Problem requirements: All entries must be repeated exactly; do not include the pictures.
[start Records]
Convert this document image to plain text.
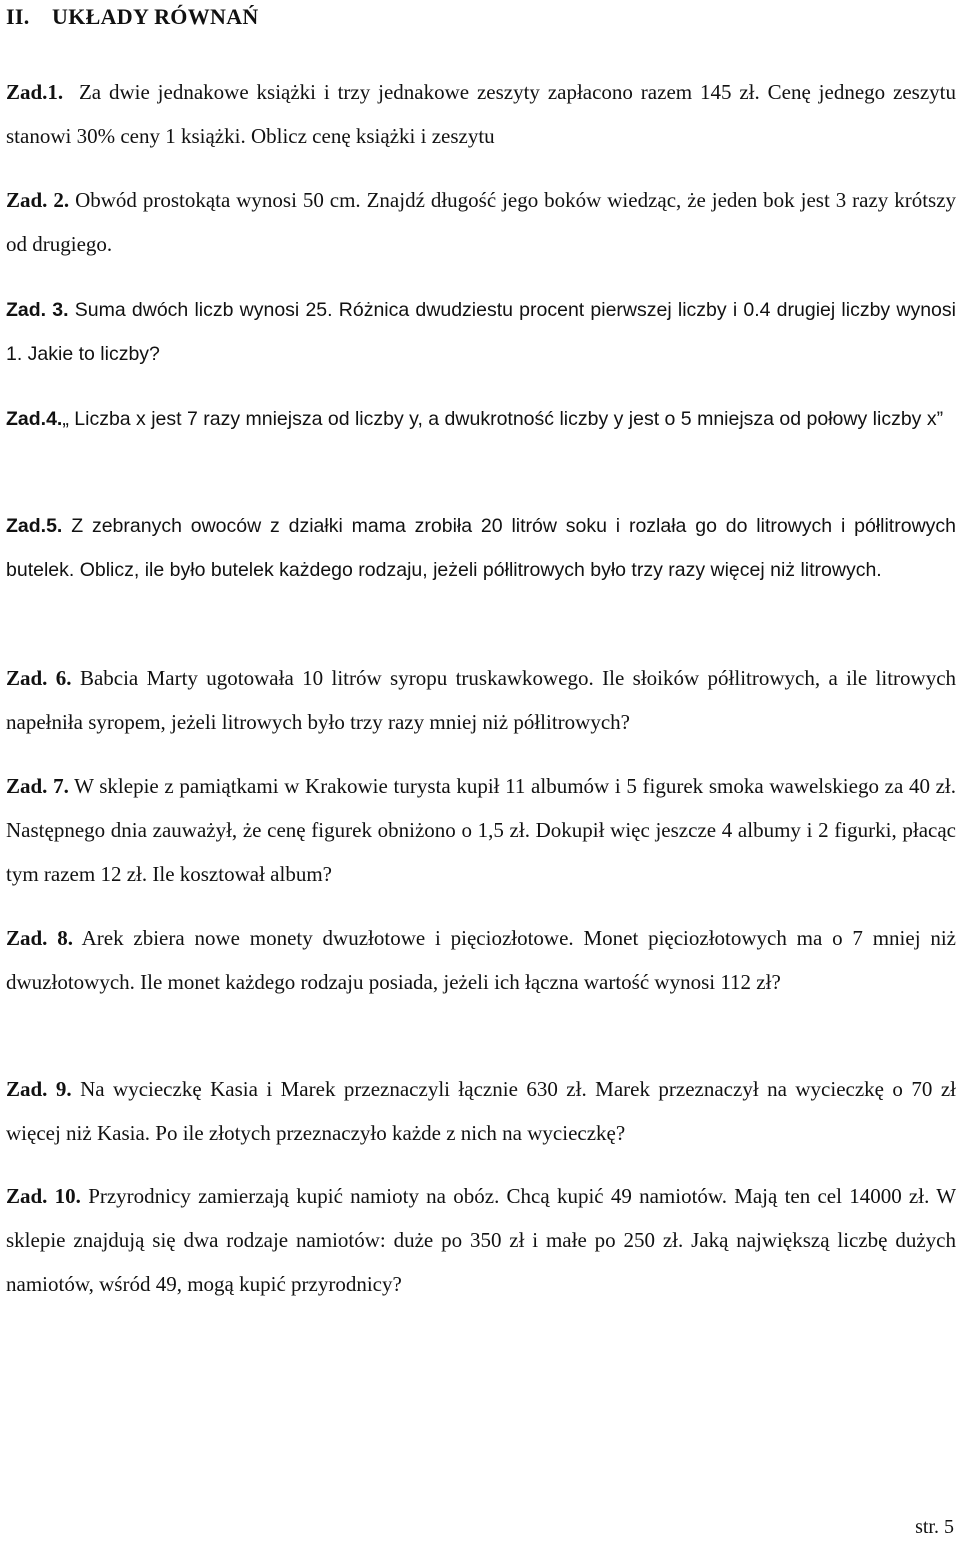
II. UKŁADY RÓWNAŃ
Zad.1. Za dwie jednakowe książki i trzy jednakowe zeszyty zapłacono razem 145 zł. Cenę jednego zeszytu stanowi 30% ceny 1 książki. Oblicz cenę książki i zeszytu
Zad. 2. Obwód prostokąta wynosi 50 cm. Znajdź długość jego boków wiedząc, że jeden bok jest 3 razy krótszy od drugiego.
Zad. 3. Suma dwóch liczb wynosi 25. Różnica dwudziestu procent pierwszej liczby i 0.4 drugiej liczby wynosi 1. Jakie to liczby?
Zad.4.„ Liczba x jest 7 razy mniejsza od liczby y, a dwukrotność liczby y jest o 5 mniejsza od połowy liczby x”
Zad.5. Z zebranych owoców z działki mama zrobiła 20 litrów soku i rozlała go do litrowych i półlitrowych butelek. Oblicz, ile było butelek każdego rodzaju, jeżeli półlitrowych było trzy razy więcej niż litrowych.
Zad. 6. Babcia Marty ugotowała 10 litrów syropu truskawkowego. Ile słoików półlitrowych, a ile litrowych napełniła syropem, jeżeli litrowych było trzy razy mniej niż półlitrowych?
Zad. 7. W sklepie z pamiątkami w Krakowie turysta kupił 11 albumów i 5 figurek smoka wawelskiego za 40 zł. Następnego dnia zauważył, że cenę figurek obniżono o 1,5 zł. Dokupił więc jeszcze 4 albumy i 2 figurki, płacąc tym razem 12 zł. Ile kosztował album?
Zad. 8. Arek zbiera nowe monety dwuzłotowe i pięciozłotowe. Monet pięciozłotowych ma o 7 mniej niż dwuzłotowych. Ile monet każdego rodzaju posiada, jeżeli ich łączna wartość wynosi 112 zł?
Zad. 9. Na wycieczkę Kasia i Marek przeznaczyli łącznie 630 zł. Marek przeznaczył na wycieczkę o 70 zł więcej niż Kasia. Po ile złotych przeznaczyło każde z nich na wycieczkę?
Zad. 10. Przyrodnicy zamierzają kupić namioty na obóz. Chcą kupić 49 namiotów. Mają ten cel 14000 zł. W sklepie znajdują się dwa rodzaje namiotów: duże po 350 zł i małe po 250 zł. Jaką największą liczbę dużych namiotów, wśród 49, mogą kupić przyrodnicy?
str. 5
[end Records]
Problem solution:
Convert this document image to plain text.
II. UKŁADY RÓWNAŃ
Zad.1. Za dwie jednakowe książki i trzy jednakowe zeszyty zapłacono razem 145 zł. Cenę jednego zeszytu stanowi 30% ceny 1 książki. Oblicz cenę książki i zeszytu
Zad. 2. Obwód prostokąta wynosi 50 cm. Znajdź długość jego boków wiedząc, że jeden bok jest 3 razy krótszy od drugiego.
Zad. 3. Suma dwóch liczb wynosi 25. Różnica dwudziestu procent pierwszej liczby i 0.4 drugiej liczby wynosi 1. Jakie to liczby?
Zad.4.„ Liczba x jest 7 razy mniejsza od liczby y, a dwukrotność liczby y jest o 5 mniejsza od połowy liczby x”
Zad.5. Z zebranych owoców z działki mama zrobiła 20 litrów soku i rozlała go do litrowych i półlitrowych butelek. Oblicz, ile było butelek każdego rodzaju, jeżeli półlitrowych było trzy razy więcej niż litrowych.
Zad. 6. Babcia Marty ugotowała 10 litrów syropu truskawkowego. Ile słoików półlitrowych, a ile litrowych napełniła syropem, jeżeli litrowych było trzy razy mniej niż półlitrowych?
Zad. 7. W sklepie z pamiątkami w Krakowie turysta kupił 11 albumów i 5 figurek smoka wawelskiego za 40 zł. Następnego dnia zauważył, że cenę figurek obniżono o 1,5 zł. Dokupił więc jeszcze 4 albumy i 2 figurki, płacąc tym razem 12 zł. Ile kosztował album?
Zad. 8. Arek zbiera nowe monety dwuzłotowe i pięciozłotowe. Monet pięciozłotowych ma o 7 mniej niż dwuzłotowych. Ile monet każdego rodzaju posiada, jeżeli ich łączna wartość wynosi 112 zł?
Zad. 9. Na wycieczkę Kasia i Marek przeznaczyli łącznie 630 zł. Marek przeznaczył na wycieczkę o 70 zł więcej niż Kasia. Po ile złotych przeznaczyło każde z nich na wycieczkę?
Zad. 10. Przyrodnicy zamierzają kupić namioty na obóz. Chcą kupić 49 namiotów. Mają ten cel 14000 zł. W sklepie znajdują się dwa rodzaje namiotów: duże po 350 zł i małe po 250 zł. Jaką największą liczbę dużych namiotów, wśród 49, mogą kupić przyrodnicy?
str. 5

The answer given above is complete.